◆ Exercise ◆
Transcribe the listing exactly, leaving out every picture.

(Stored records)
....

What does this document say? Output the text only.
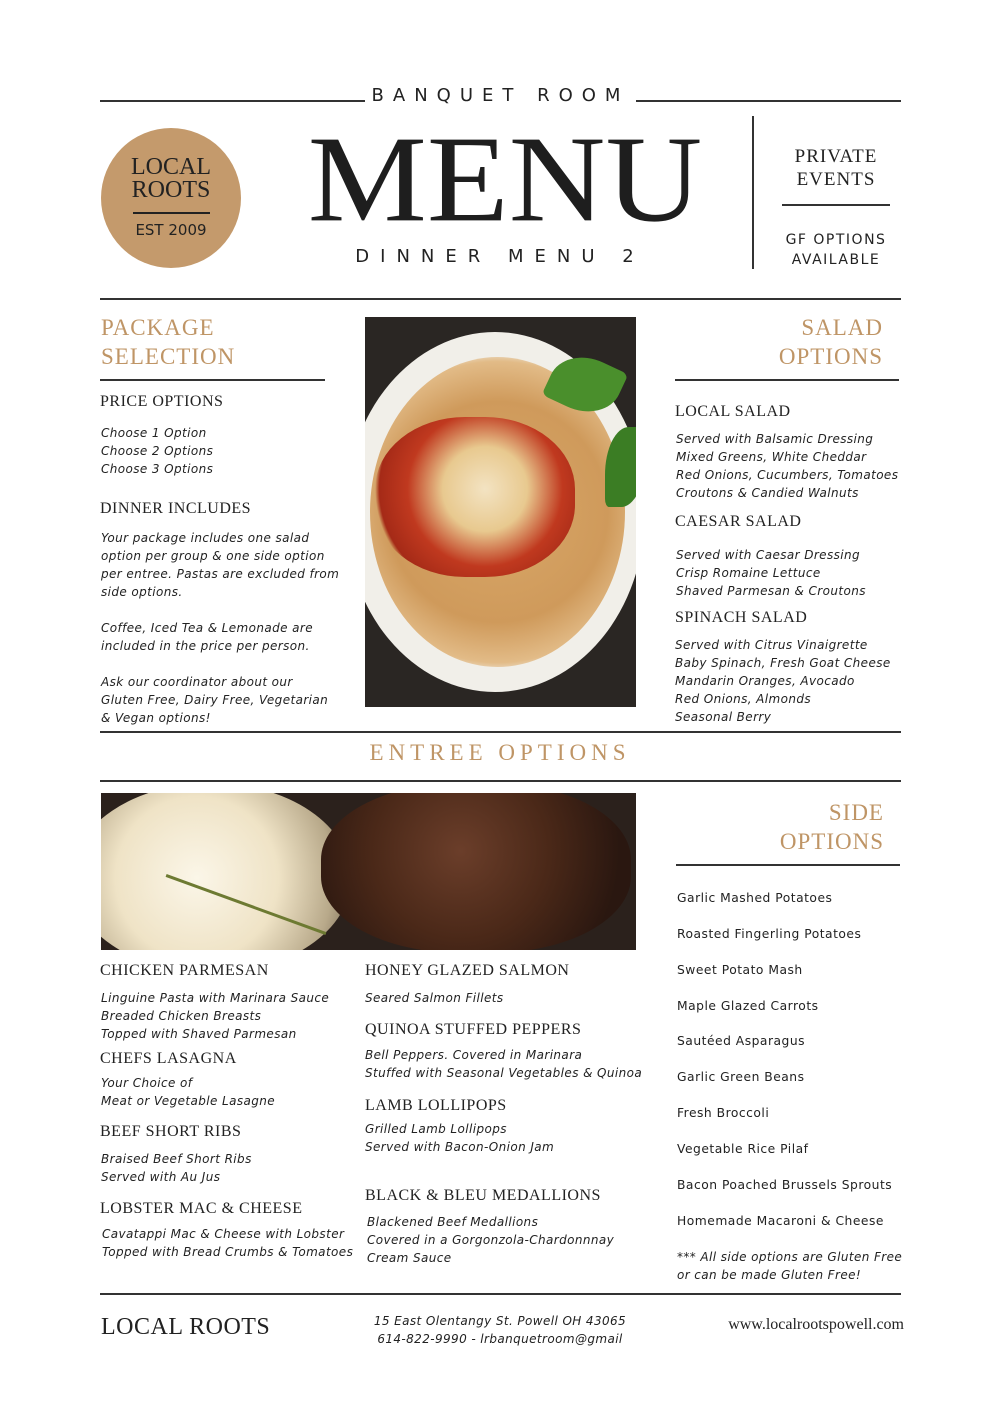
BANQUET ROOM
LOCAL
ROOTS
EST 2009 MENU
DINNER MENU 2
PRIVATE
EVENTS
GF OPTIONS
AVAILABLE
PACKAGE
SELECTION
PRICE OPTIONS
Choose 1 Option
Choose 2 Options
Choose 3 Options
DINNER INCLUDES
Your package includes one salad
option per group & one side option
per entree. Pastas are excluded from
side options.
Coffee, Iced Tea & Lemonade are
included in the price per person.
Ask our coordinator about our
Gluten Free, Dairy Free, Vegetarian
& Vegan options!
SALAD
OPTIONS
LOCAL SALAD
Served with Balsamic Dressing
Mixed Greens, White Cheddar
Red Onions, Cucumbers, Tomatoes
Croutons & Candied Walnuts
CAESAR SALAD
Served with Caesar Dressing
Crisp Romaine Lettuce
Shaved Parmesan & Croutons
SPINACH SALAD
Served with Citrus Vinaigrette
Baby Spinach, Fresh Goat Cheese
Mandarin Oranges, Avocado
Red Onions, Almonds
Seasonal Berry
ENTREE OPTIONS
CHICKEN PARMESAN
Linguine Pasta with Marinara Sauce
Breaded Chicken Breasts
Topped with Shaved Parmesan
CHEFS LASAGNA
Your Choice of
Meat or Vegetable Lasagne
BEEF SHORT RIBS
Braised Beef Short Ribs
Served with Au Jus
LOBSTER MAC & CHEESE
Cavatappi Mac & Cheese with Lobster
Topped with Bread Crumbs & Tomatoes
HONEY GLAZED SALMON
Seared Salmon Fillets
QUINOA STUFFED PEPPERS
Bell Peppers. Covered in Marinara
Stuffed with Seasonal Vegetables & Quinoa
LAMB LOLLIPOPS
Grilled Lamb Lollipops
Served with Bacon-Onion Jam
BLACK & BLEU MEDALLIONS
Blackened Beef Medallions
Covered in a Gorgonzola-Chardonnnay
Cream Sauce
SIDE
OPTIONS
Garlic Mashed Potatoes
Roasted Fingerling Potatoes
Sweet Potato Mash
Maple Glazed Carrots
Sautéed Asparagus
Garlic Green Beans
Fresh Broccoli
Vegetable Rice Pilaf
Bacon Poached Brussels Sprouts
Homemade Macaroni & Cheese
*** All side options are Gluten Free
or can be made Gluten Free!
LOCAL ROOTS	15 East Olentangy St. Powell OH 43065
614-822-9990 - lrbanquetroom@gmail
www.localrootspowell.com
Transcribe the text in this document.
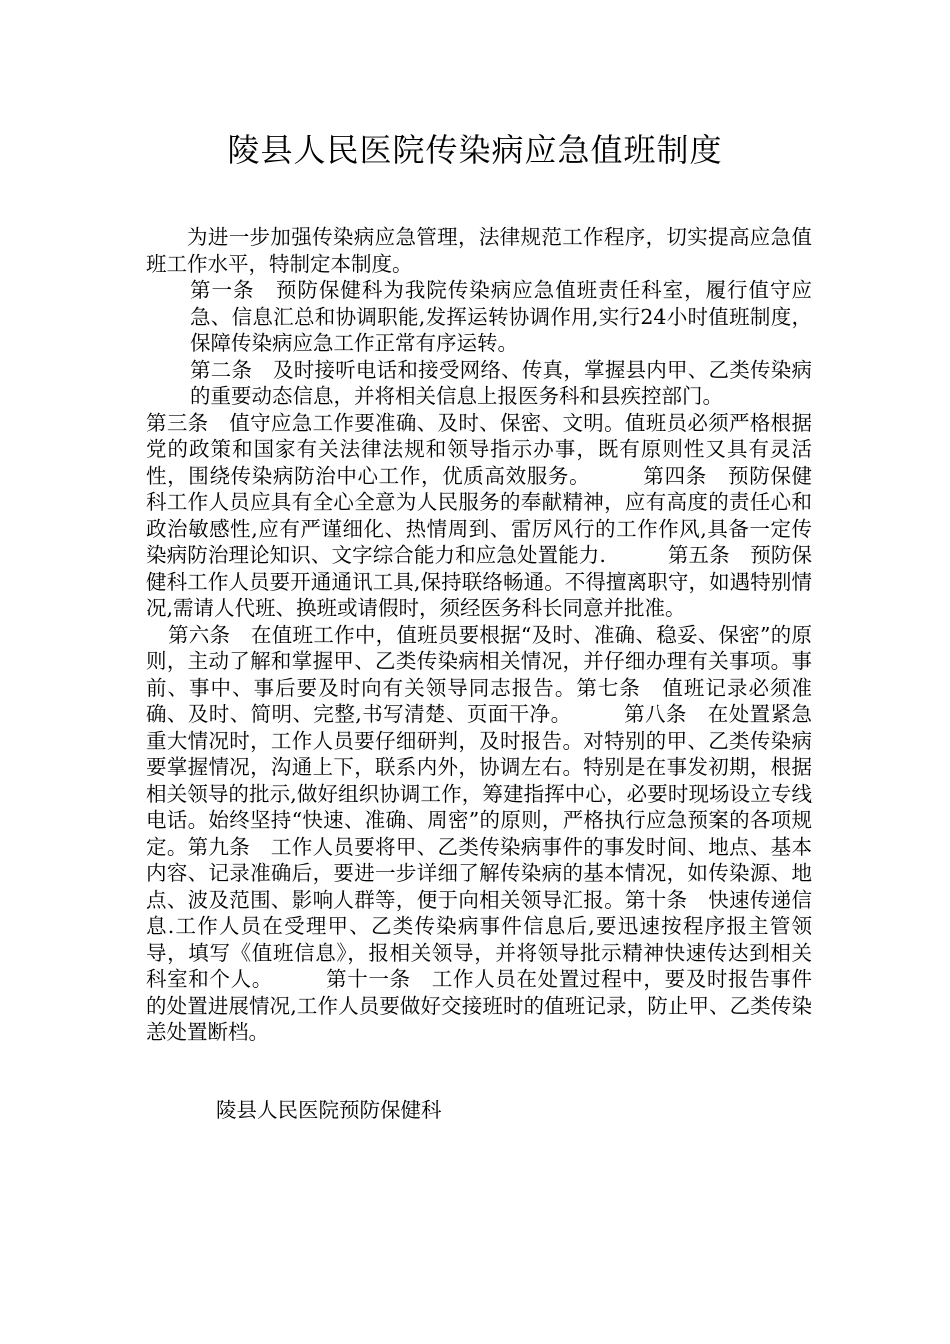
陵县人民医院传染病应急值班制度

为进一步加强传染病应急管理，法律规范工作程序，切实提高应急值班工作水平，特制定本制度。

第一条　预防保健科为我院传染病应急值班责任科室，履行值守应急、信息汇总和协调职能,发挥运转协调作用,实行24小时值班制度，保障传染病应急工作正常有序运转。

第二条　及时接听电话和接受网络、传真，掌握县内甲、乙类传染病的重要动态信息，并将相关信息上报医务科和县疾控部门。

第三条　值守应急工作要准确、及时、保密、文明。值班员必须严格根据党的政策和国家有关法律法规和领导指示办事，既有原则性又具有灵活性，围绕传染病防治中心工作，优质高效服务。　　　第四条　预防保健科工作人员应具有全心全意为人民服务的奉献精神，应有高度的责任心和政治敏感性,应有严谨细化、热情周到、雷厉风行的工作作风,具备一定传染病防治理论知识、文字综合能力和应急处置能力.　　　第五条　预防保健科工作人员要开通通讯工具,保持联络畅通。不得擅离职守，如遇特别情况,需请人代班、换班或请假时，须经医务科长同意并批准。

第六条　在值班工作中，值班员要根据“及时、准确、稳妥、保密”的原则，主动了解和掌握甲、乙类传染病相关情况，并仔细办理有关事项。事前、事中、事后要及时向有关领导同志报告。第七条　值班记录必须准确、及时、简明、完整,书写清楚、页面干净。　　　第八条　在处置紧急重大情况时，工作人员要仔细研判，及时报告。对特别的甲、乙类传染病要掌握情况，沟通上下，联系内外，协调左右。特别是在事发初期，根据相关领导的批示,做好组织协调工作，筹建指挥中心，必要时现场设立专线电话。始终坚持“快速、准确、周密”的原则，严格执行应急预案的各项规定。第九条　工作人员要将甲、乙类传染病事件的事发时间、地点、基本内容、记录准确后，要进一步详细了解传染病的基本情况，如传染源、地点、波及范围、影响人群等，便于向相关领导汇报。第十条　快速传递信息.工作人员在受理甲、乙类传染病事件信息后,要迅速按程序报主管领导，填写《值班信息》，报相关领导，并将领导批示精神快速传达到相关科室和个人。　　　第十一条　工作人员在处置过程中，要及时报告事件的处置进展情况,工作人员要做好交接班时的值班记录，防止甲、乙类传染恙处置断档。

陵县人民医院预防保健科
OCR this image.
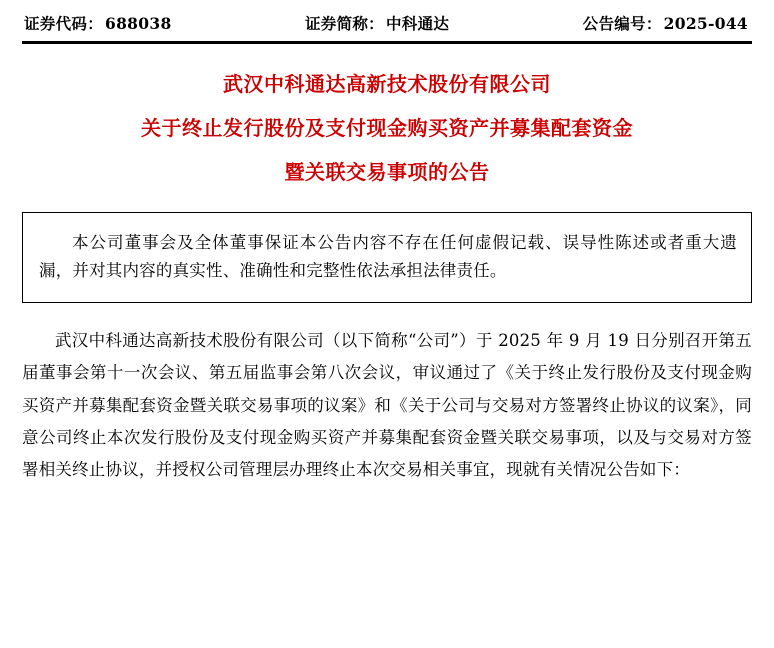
证券代码： 688038	证券简称： 中科通达	公告编号： 2025-044
武汉中科通达高新技术股份有限公司
关于终止发行股份及支付现金购买资产并募集配套资金
暨关联交易事项的公告

本公司董事会及全体董事保证本公告内容不存在任何虚假记载、误导性陈述或者重大遗漏，并对其内容的真实性、准确性和完整性依法承担法律责任。

武汉中科通达高新技术股份有限公司（以下简称“公司”）于 2025 年 9 月 19 日分别召开第五届董事会第十一次会议、第五届监事会第八次会议，审议通过了《关于终止发行股份及支付现金购买资产并募集配套资金暨关联交易事项的议案》和《关于公司与交易对方签署终止协议的议案》，同意公司终止本次发行股份及支付现金购买资产并募集配套资金暨关联交易事项，以及与交易对方签署相关终止协议，并授权公司管理层办理终止本次交易相关事宜，现就有关情况公告如下：
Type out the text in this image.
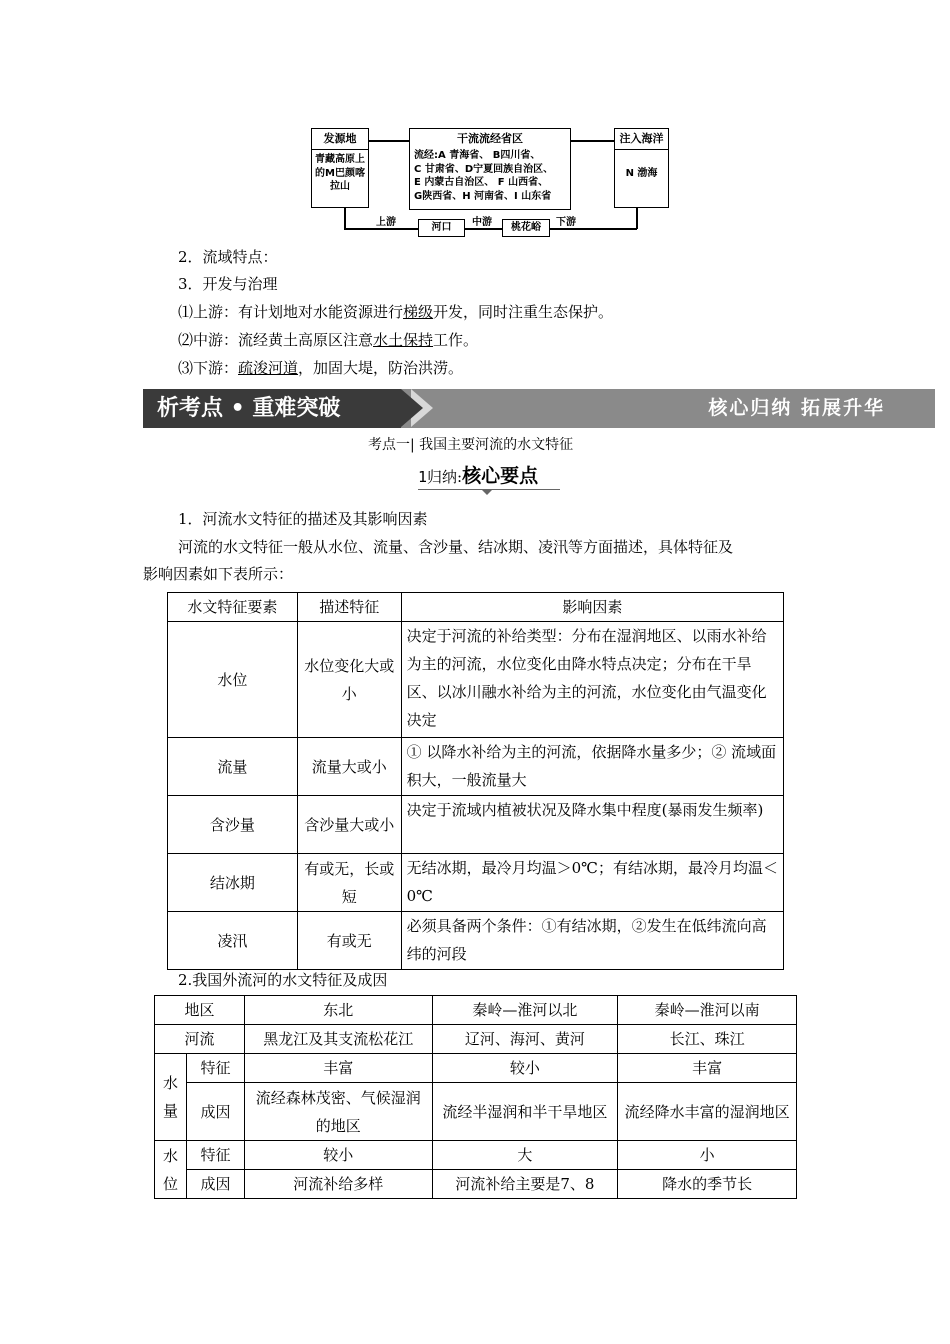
发源地
青藏高原上的M巴颜喀拉山
干流流经省区
流经:A 青海省、 B四川省、
C 甘肃省、D宁夏回族自治区、
E 内蒙古自治区、 F 山西省、
G陕西省、H 河南省、I 山东省
注入海洋
N 渤海
上游	河口	中游	桃花峪	下游
2．流域特点：
3．开发与治理
⑴上游：有计划地对水能资源进行梯级开发，同时注重生态保护。
⑵中游：流经黄土高原区注意水土保持工作。
⑶下游：疏浚河道，加固大堤，防治洪涝。
析考点 • 重难突破	核心归纳 拓展升华
考点一| 我国主要河流的水文特征
1归纳:核心要点
1．河流水文特征的描述及其影响因素
河流的水文特征一般从水位、流量、含沙量、结冰期、凌汛等方面描述，具体特征及
影响因素如下表所示：
水文特征要素	描述特征	影响因素
水位	水位变化大或小	决定于河流的补给类型：分布在湿润地区、以雨水补给为主的河流，水位变化由降水特点决定；分布在干旱区、以冰川融水补给为主的河流，水位变化由气温变化决定
流量	流量大或小	① 以降水补给为主的河流，依据降水量多少；② 流域面积大，一般流量大
含沙量	含沙量大或小	决定于流域内植被状况及降水集中程度(暴雨发生频率)
结冰期	有或无，长或短	无结冰期，最冷月均温＞0℃；有结冰期，最冷月均温＜0℃
凌汛	有或无	必须具备两个条件：①有结冰期，②发生在低纬流向高纬的河段
2.我国外流河的水文特征及成因
地区		东北	秦岭—淮河以北	秦岭—淮河以南
河流		黑龙江及其支流松花江	辽河、海河、黄河	长江、珠江
水量	特征	丰富	较小	丰富
	成因	流经森林茂密、气候湿润的地区	流经半湿润和半干旱地区	流经降水丰富的湿润地区
水位	特征	较小	大	小
	成因	河流补给多样	河流补给主要是7、8	降水的季节长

....

◆ The response ◆
What does this document say? Output the text only.
BANQUET ROOM
LOCAL
ROOTS
EST 2009 MENU
DINNER MENU 2
PRIVATE
EVENTS
GF OPTIONS
AVAILABLE
PACKAGE
SELECTION
PRICE OPTIONS
Choose 1 Option
Choose 2 Options
Choose 3 Options
DINNER INCLUDES
Your package includes one salad
option per group & one side option
per entree. Pastas are excluded from
side options.
Coffee, Iced Tea & Lemonade are
included in the price per person.
Ask our coordinator about our
Gluten Free, Dairy Free, Vegetarian
& Vegan options!
SALAD
OPTIONS
LOCAL SALAD
Served with Balsamic Dressing
Mixed Greens, White Cheddar
Red Onions, Cucumbers, Tomatoes
Croutons & Candied Walnuts
CAESAR SALAD
Served with Caesar Dressing
Crisp Romaine Lettuce
Shaved Parmesan & Croutons
SPINACH SALAD
Served with Citrus Vinaigrette
Baby Spinach, Fresh Goat Cheese
Mandarin Oranges, Avocado
Red Onions, Almonds
Seasonal Berry
ENTREE OPTIONS
CHICKEN PARMESAN
Linguine Pasta with Marinara Sauce
Breaded Chicken Breasts
Topped with Shaved Parmesan
CHEFS LASAGNA
Your Choice of
Meat or Vegetable Lasagne
BEEF SHORT RIBS
Braised Beef Short Ribs
Served with Au Jus
LOBSTER MAC & CHEESE
Cavatappi Mac & Cheese with Lobster
Topped with Bread Crumbs & Tomatoes
HONEY GLAZED SALMON
Seared Salmon Fillets
QUINOA STUFFED PEPPERS
Bell Peppers. Covered in Marinara
Stuffed with Seasonal Vegetables & Quinoa
LAMB LOLLIPOPS
Grilled Lamb Lollipops
Served with Bacon-Onion Jam
BLACK & BLEU MEDALLIONS
Blackened Beef Medallions
Covered in a Gorgonzola-Chardonnnay
Cream Sauce
SIDE
OPTIONS
Garlic Mashed Potatoes
Roasted Fingerling Potatoes
Sweet Potato Mash
Maple Glazed Carrots
Sautéed Asparagus
Garlic Green Beans
Fresh Broccoli
Vegetable Rice Pilaf
Bacon Poached Brussels Sprouts
Homemade Macaroni & Cheese
*** All side options are Gluten Free
or can be made Gluten Free!
LOCAL ROOTS	15 East Olentangy St. Powell OH 43065
614-822-9990 - lrbanquetroom@gmail
www.localrootspowell.com
Transcribe the text in this document.
陵县人民医院传染病应急值班制度

为进一步加强传染病应急管理，法律规范工作程序，切实提高应急值班工作水平，特制定本制度。

第一条　预防保健科为我院传染病应急值班责任科室，履行值守应急、信息汇总和协调职能,发挥运转协调作用,实行24小时值班制度，保障传染病应急工作正常有序运转。

第二条　及时接听电话和接受网络、传真，掌握县内甲、乙类传染病的重要动态信息，并将相关信息上报医务科和县疾控部门。

第三条　值守应急工作要准确、及时、保密、文明。值班员必须严格根据党的政策和国家有关法律法规和领导指示办事，既有原则性又具有灵活性，围绕传染病防治中心工作，优质高效服务。　　　第四条　预防保健科工作人员应具有全心全意为人民服务的奉献精神，应有高度的责任心和政治敏感性,应有严谨细化、热情周到、雷厉风行的工作作风,具备一定传染病防治理论知识、文字综合能力和应急处置能力.　　　第五条　预防保健科工作人员要开通通讯工具,保持联络畅通。不得擅离职守，如遇特别情况,需请人代班、换班或请假时，须经医务科长同意并批准。

第六条　在值班工作中，值班员要根据“及时、准确、稳妥、保密”的原则，主动了解和掌握甲、乙类传染病相关情况，并仔细办理有关事项。事前、事中、事后要及时向有关领导同志报告。第七条　值班记录必须准确、及时、简明、完整,书写清楚、页面干净。　　　第八条　在处置紧急重大情况时，工作人员要仔细研判，及时报告。对特别的甲、乙类传染病要掌握情况，沟通上下，联系内外，协调左右。特别是在事发初期，根据相关领导的批示,做好组织协调工作，筹建指挥中心，必要时现场设立专线电话。始终坚持“快速、准确、周密”的原则，严格执行应急预案的各项规定。第九条　工作人员要将甲、乙类传染病事件的事发时间、地点、基本内容、记录准确后，要进一步详细了解传染病的基本情况，如传染源、地点、波及范围、影响人群等，便于向相关领导汇报。第十条　快速传递信息.工作人员在受理甲、乙类传染病事件信息后,要迅速按程序报主管领导，填写《值班信息》，报相关领导，并将领导批示精神快速传达到相关科室和个人。　　　第十一条　工作人员在处置过程中，要及时报告事件的处置进展情况,工作人员要做好交接班时的值班记录，防止甲、乙类传染恙处置断档。

陵县人民医院预防保健科
OCR this image.
证券代码： 688038	证券简称： 中科通达	公告编号： 2025-044
武汉中科通达高新技术股份有限公司
关于终止发行股份及支付现金购买资产并募集配套资金
暨关联交易事项的公告

本公司董事会及全体董事保证本公告内容不存在任何虚假记载、误导性陈述或者重大遗漏，并对其内容的真实性、准确性和完整性依法承担法律责任。

武汉中科通达高新技术股份有限公司（以下简称“公司”）于 2025 年 9 月 19 日分别召开第五届董事会第十一次会议、第五届监事会第八次会议，审议通过了《关于终止发行股份及支付现金购买资产并募集配套资金暨关联交易事项的议案》和《关于公司与交易对方签署终止协议的议案》，同意公司终止本次发行股份及支付现金购买资产并募集配套资金暨关联交易事项，以及与交易对方签署相关终止协议，并授权公司管理层办理终止本次交易相关事宜，现就有关情况公告如下：
Type out the text in this image.
发源地
青藏高原上的M巴颜喀拉山
干流流经省区
流经:A 青海省、 B四川省、
C 甘肃省、D宁夏回族自治区、
E 内蒙古自治区、 F 山西省、
G陕西省、H 河南省、I 山东省
注入海洋
N 渤海
上游	河口	中游	桃花峪	下游
2．流域特点：
3．开发与治理
⑴上游：有计划地对水能资源进行梯级开发，同时注重生态保护。
⑵中游：流经黄土高原区注意水土保持工作。
⑶下游：疏浚河道，加固大堤，防治洪涝。
析考点 • 重难突破	核心归纳 拓展升华
考点一| 我国主要河流的水文特征
1归纳:核心要点
1．河流水文特征的描述及其影响因素
河流的水文特征一般从水位、流量、含沙量、结冰期、凌汛等方面描述，具体特征及
影响因素如下表所示：
水文特征要素	描述特征	影响因素
水位	水位变化大或小	决定于河流的补给类型：分布在湿润地区、以雨水补给为主的河流，水位变化由降水特点决定；分布在干旱区、以冰川融水补给为主的河流，水位变化由气温变化决定
流量	流量大或小	① 以降水补给为主的河流，依据降水量多少；② 流域面积大，一般流量大
含沙量	含沙量大或小	决定于流域内植被状况及降水集中程度(暴雨发生频率)
结冰期	有或无，长或短	无结冰期，最冷月均温＞0℃；有结冰期，最冷月均温＜0℃
凌汛	有或无	必须具备两个条件：①有结冰期，②发生在低纬流向高纬的河段
2.我国外流河的水文特征及成因
地区		东北	秦岭—淮河以北	秦岭—淮河以南
河流		黑龙江及其支流松花江	辽河、海河、黄河	长江、珠江
水量	特征	丰富	较小	丰富
	成因	流经森林茂密、气候湿润的地区	流经半湿润和半干旱地区	流经降水丰富的湿润地区
水位	特征	较小	大	小
	成因	河流补给多样	河流补给主要是7、8	降水的季节长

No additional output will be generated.